- **Required work**
Every line of the material below should be repeated exactly.

----

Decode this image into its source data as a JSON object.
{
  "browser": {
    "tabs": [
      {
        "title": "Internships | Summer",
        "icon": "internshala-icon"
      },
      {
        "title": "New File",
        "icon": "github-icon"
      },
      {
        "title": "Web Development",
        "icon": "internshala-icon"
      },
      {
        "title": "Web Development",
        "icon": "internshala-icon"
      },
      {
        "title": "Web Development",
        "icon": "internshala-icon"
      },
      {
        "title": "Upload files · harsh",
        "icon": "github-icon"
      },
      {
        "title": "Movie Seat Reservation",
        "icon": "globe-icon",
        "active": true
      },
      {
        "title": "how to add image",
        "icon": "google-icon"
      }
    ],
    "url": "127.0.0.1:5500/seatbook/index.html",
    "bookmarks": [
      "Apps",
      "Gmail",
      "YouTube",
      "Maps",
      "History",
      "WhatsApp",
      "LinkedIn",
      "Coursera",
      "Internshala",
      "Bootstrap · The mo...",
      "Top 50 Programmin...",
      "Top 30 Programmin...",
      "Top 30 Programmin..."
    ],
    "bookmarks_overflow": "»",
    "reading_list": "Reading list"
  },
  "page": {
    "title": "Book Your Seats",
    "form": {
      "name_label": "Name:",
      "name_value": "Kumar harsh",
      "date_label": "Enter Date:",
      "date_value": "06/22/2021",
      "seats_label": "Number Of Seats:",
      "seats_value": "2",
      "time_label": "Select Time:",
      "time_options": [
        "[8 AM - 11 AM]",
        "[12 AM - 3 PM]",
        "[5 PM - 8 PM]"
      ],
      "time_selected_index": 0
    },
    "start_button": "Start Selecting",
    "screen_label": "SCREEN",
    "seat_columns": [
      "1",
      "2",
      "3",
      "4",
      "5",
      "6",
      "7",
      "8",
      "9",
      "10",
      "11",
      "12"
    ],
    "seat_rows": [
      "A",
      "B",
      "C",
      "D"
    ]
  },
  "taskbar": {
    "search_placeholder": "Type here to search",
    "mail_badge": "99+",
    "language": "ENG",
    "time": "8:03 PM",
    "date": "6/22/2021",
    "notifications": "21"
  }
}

----

- **The completed task**
Decode this image into its source data as a JSON object.
{
  "browser": {
    "tabs": [
      {
        "title": "Internships | Summer",
        "icon": "internshala-icon"
      },
      {
        "title": "New File",
        "icon": "github-icon"
      },
      {
        "title": "Web Development",
        "icon": "internshala-icon"
      },
      {
        "title": "Web Development",
        "icon": "internshala-icon"
      },
      {
        "title": "Web Development",
        "icon": "internshala-icon"
      },
      {
        "title": "Upload files · harsh",
        "icon": "github-icon"
      },
      {
        "title": "Movie Seat Reservation",
        "icon": "globe-icon",
        "active": true
      },
      {
        "title": "how to add image",
        "icon": "google-icon"
      }
    ],
    "url": "127.0.0.1:5500/seatbook/index.html",
    "bookmarks": [
      "Apps",
      "Gmail",
      "YouTube",
      "Maps",
      "History",
      "WhatsApp",
      "LinkedIn",
      "Coursera",
      "Internshala",
      "Bootstrap · The mo...",
      "Top 50 Programmin...",
      "Top 30 Programmin...",
      "Top 30 Programmin..."
    ],
    "bookmarks_overflow": "»",
    "reading_list": "Reading list"
  },
  "page": {
    "title": "Book Your Seats",
    "form": {
      "name_label": "Name:",
      "name_value": "Kumar harsh",
      "date_label": "Enter Date:",
      "date_value": "06/22/2021",
      "seats_label": "Number Of Seats:",
      "seats_value": "2",
      "time_label": "Select Time:",
      "time_options": [
        "[8 AM - 11 AM]",
        "[12 AM - 3 PM]",
        "[5 PM - 8 PM]"
      ],
      "time_selected_index": 0
    },
    "start_button": "Start Selecting",
    "screen_label": "SCREEN",
    "seat_columns": [
      "1",
      "2",
      "3",
      "4",
      "5",
      "6",
      "7",
      "8",
      "9",
      "10",
      "11",
      "12"
    ],
    "seat_rows": [
      "A",
      "B",
      "C",
      "D"
    ]
  },
  "taskbar": {
    "search_placeholder": "Type here to search",
    "mail_badge": "99+",
    "language": "ENG",
    "time": "8:03 PM",
    "date": "6/22/2021",
    "notifications": "21"
  }
}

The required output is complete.